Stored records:
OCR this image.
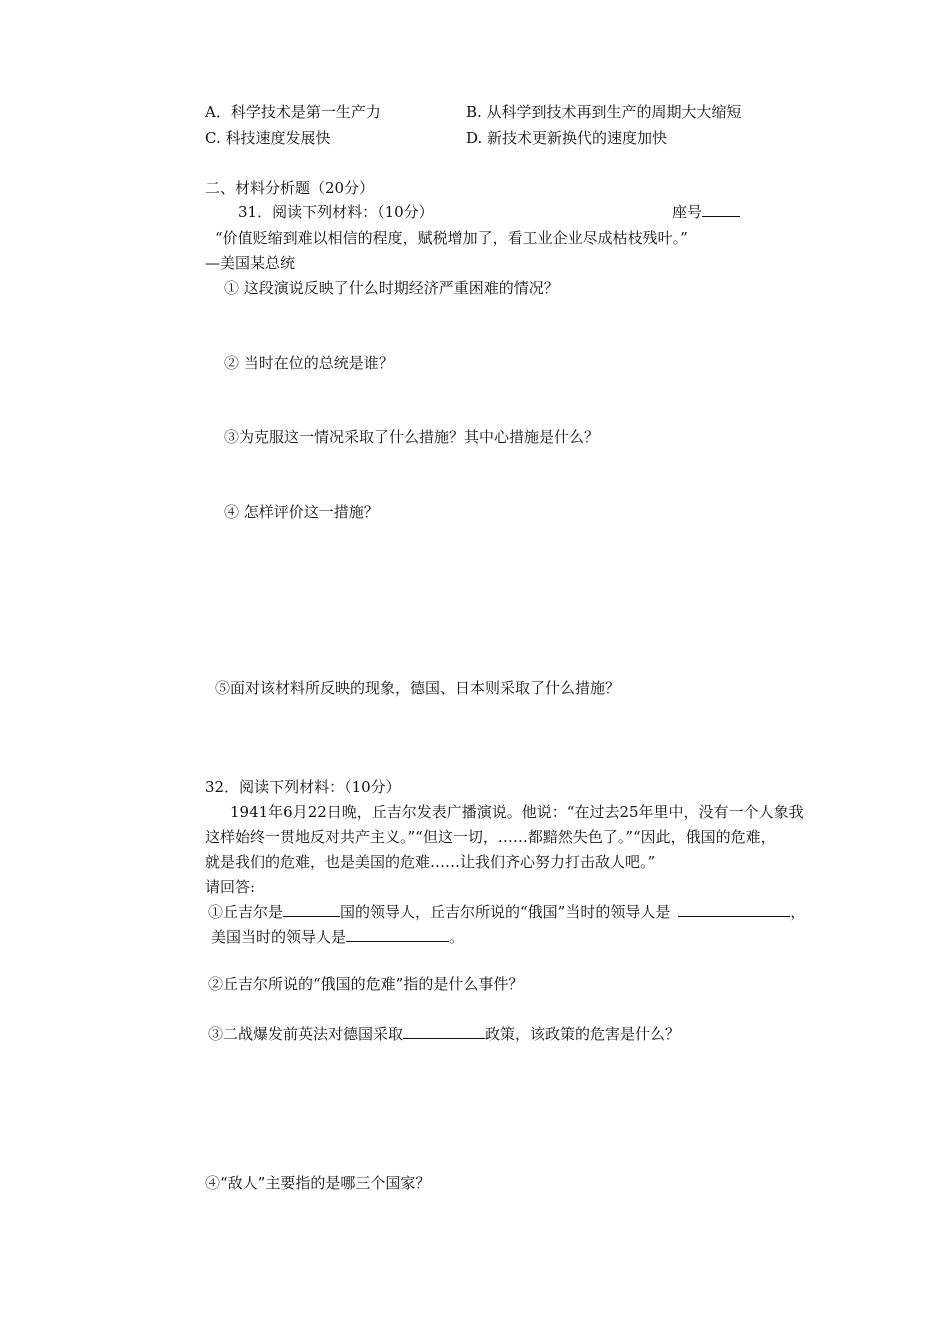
A．科学技术是第一生产力	B. 从科学到技术再到生产的周期大大缩短
C. 科技速度发展快	D. 新技术更新换代的速度加快
二、材料分析题（20分）
31．阅读下列材料：（10分）	座号
“价值贬缩到难以相信的程度，赋税增加了，看工业企业尽成枯枝残叶。”
—美国某总统
① 这段演说反映了什么时期经济严重困难的情况？
② 当时在位的总统是谁？
③为克服这一情况采取了什么措施？其中心措施是什么？
④ 怎样评价这一措施？
⑤面对该材料所反映的现象，德国、日本则采取了什么措施？
32．阅读下列材料：（10分）
1941年6月22日晚，丘吉尔发表广播演说。他说：“在过去25年里中，没有一个人象我
这样始终一贯地反对共产主义。”“但这一切，……都黯然失色了。”“因此，俄国的危难，
就是我们的危难，也是美国的危难……让我们齐心努力打击敌人吧。”
请回答:
①丘吉尔是	国的领导人，丘吉尔所说的“俄国”当时的领导人是	，
美国当时的领导人是	。
②丘吉尔所说的“俄国的危难”指的是什么事件？
③二战爆发前英法对德国采取	政策，该政策的危害是什么？
④“敌人”主要指的是哪三个国家？
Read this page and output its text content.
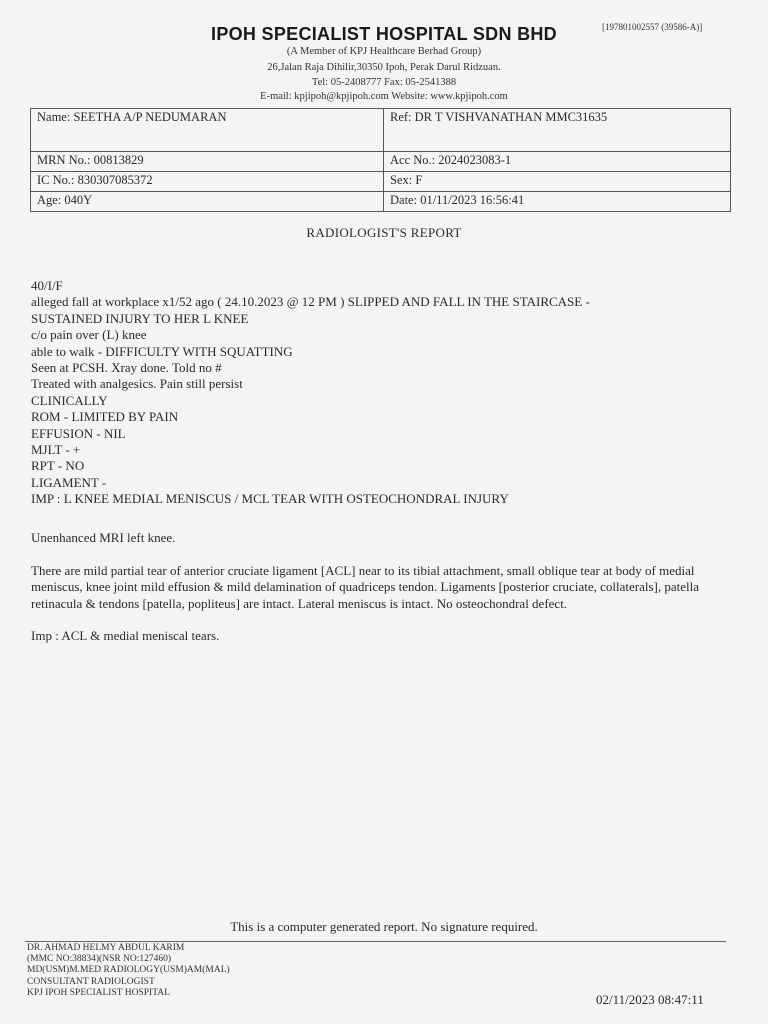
[197801002557 (39586-A)]
IPOH SPECIALIST HOSPITAL SDN BHD
(A Member of KPJ Healthcare Berhad Group)
26,Jalan Raja Dihilir,30350 Ipoh, Perak Darul Ridzuan.
Tel: 05-2408777 Fax: 05-2541388
E-mail: kpjipoh@kpjipoh.com Website: www.kpjipoh.com
Name: SEETHA A/P NEDUMARAN	Ref: DR T VISHVANATHAN MMC31635
MRN No.: 00813829	Acc No.: 2024023083-1
IC No.: 830307085372	Sex: F
Age: 040Y	Date: 01/11/2023 16:56:41
RADIOLOGIST'S REPORT
40/I/F
alleged fall at workplace x1/52 ago ( 24.10.2023 @ 12 PM ) SLIPPED AND FALL IN THE STAIRCASE -
SUSTAINED INJURY TO HER L KNEE
c/o pain over (L) knee
able to walk - DIFFICULTY WITH SQUATTING
Seen at PCSH. Xray done. Told no #
Treated with analgesics. Pain still persist
CLINICALLY
ROM - LIMITED BY PAIN
EFFUSION - NIL
MJLT - +
RPT - NO
LIGAMENT -
IMP : L KNEE MEDIAL MENISCUS / MCL TEAR WITH OSTEOCHONDRAL INJURY

Unenhanced MRI left knee.

There are mild partial tear of anterior cruciate ligament [ACL] near to its tibial attachment, small oblique tear at body of medial meniscus, knee joint mild effusion & mild delamination of quadriceps tendon. Ligaments [posterior cruciate, collaterals], patella retinacula & tendons [patella, popliteus] are intact. Lateral meniscus is intact. No osteochondral defect.

Imp : ACL & medial meniscal tears.

This is a computer generated report. No signature required.
DR. AHMAD HELMY ABDUL KARIM
(MMC NO:38834)(NSR NO:127460)
MD(USM)M.MED RADIOLOGY(USM)AM(MAL)
CONSULTANT RADIOLOGIST
KPJ IPOH SPECIALIST HOSPITAL	02/11/2023 08:47:11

- Aim of the exercise
Set down all the data again exactly as above, pictures excluded.

- Task solution
OCR this image.
A．科学技术是第一生产力	B. 从科学到技术再到生产的周期大大缩短
C. 科技速度发展快	D. 新技术更新换代的速度加快
二、材料分析题（20分）
31．阅读下列材料：（10分）	座号
“价值贬缩到难以相信的程度，赋税增加了，看工业企业尽成枯枝残叶。”
—美国某总统
① 这段演说反映了什么时期经济严重困难的情况？
② 当时在位的总统是谁？
③为克服这一情况采取了什么措施？其中心措施是什么？
④ 怎样评价这一措施？
⑤面对该材料所反映的现象，德国、日本则采取了什么措施？
32．阅读下列材料：（10分）
1941年6月22日晚，丘吉尔发表广播演说。他说：“在过去25年里中，没有一个人象我
这样始终一贯地反对共产主义。”“但这一切，……都黯然失色了。”“因此，俄国的危难，
就是我们的危难，也是美国的危难……让我们齐心努力打击敌人吧。”
请回答:
①丘吉尔是	国的领导人，丘吉尔所说的“俄国”当时的领导人是	，
美国当时的领导人是	。
②丘吉尔所说的“俄国的危难”指的是什么事件？
③二战爆发前英法对德国采取	政策，该政策的危害是什么？
④“敌人”主要指的是哪三个国家？
Read this page and output its text content.
[197801002557 (39586-A)]
IPOH SPECIALIST HOSPITAL SDN BHD
(A Member of KPJ Healthcare Berhad Group)
26,Jalan Raja Dihilir,30350 Ipoh, Perak Darul Ridzuan.
Tel: 05-2408777 Fax: 05-2541388
E-mail: kpjipoh@kpjipoh.com Website: www.kpjipoh.com
Name: SEETHA A/P NEDUMARAN	Ref: DR T VISHVANATHAN MMC31635
MRN No.: 00813829	Acc No.: 2024023083-1
IC No.: 830307085372	Sex: F
Age: 040Y	Date: 01/11/2023 16:56:41
RADIOLOGIST'S REPORT
40/I/F
alleged fall at workplace x1/52 ago ( 24.10.2023 @ 12 PM ) SLIPPED AND FALL IN THE STAIRCASE -
SUSTAINED INJURY TO HER L KNEE
c/o pain over (L) knee
able to walk - DIFFICULTY WITH SQUATTING
Seen at PCSH. Xray done. Told no #
Treated with analgesics. Pain still persist
CLINICALLY
ROM - LIMITED BY PAIN
EFFUSION - NIL
MJLT - +
RPT - NO
LIGAMENT -
IMP : L KNEE MEDIAL MENISCUS / MCL TEAR WITH OSTEOCHONDRAL INJURY

Unenhanced MRI left knee.

There are mild partial tear of anterior cruciate ligament [ACL] near to its tibial attachment, small oblique tear at body of medial meniscus, knee joint mild effusion & mild delamination of quadriceps tendon. Ligaments [posterior cruciate, collaterals], patella retinacula & tendons [patella, popliteus] are intact. Lateral meniscus is intact. No osteochondral defect.

Imp : ACL & medial meniscal tears.

This is a computer generated report. No signature required.
DR. AHMAD HELMY ABDUL KARIM
(MMC NO:38834)(NSR NO:127460)
MD(USM)M.MED RADIOLOGY(USM)AM(MAL)
CONSULTANT RADIOLOGIST
KPJ IPOH SPECIALIST HOSPITAL	02/11/2023 08:47:11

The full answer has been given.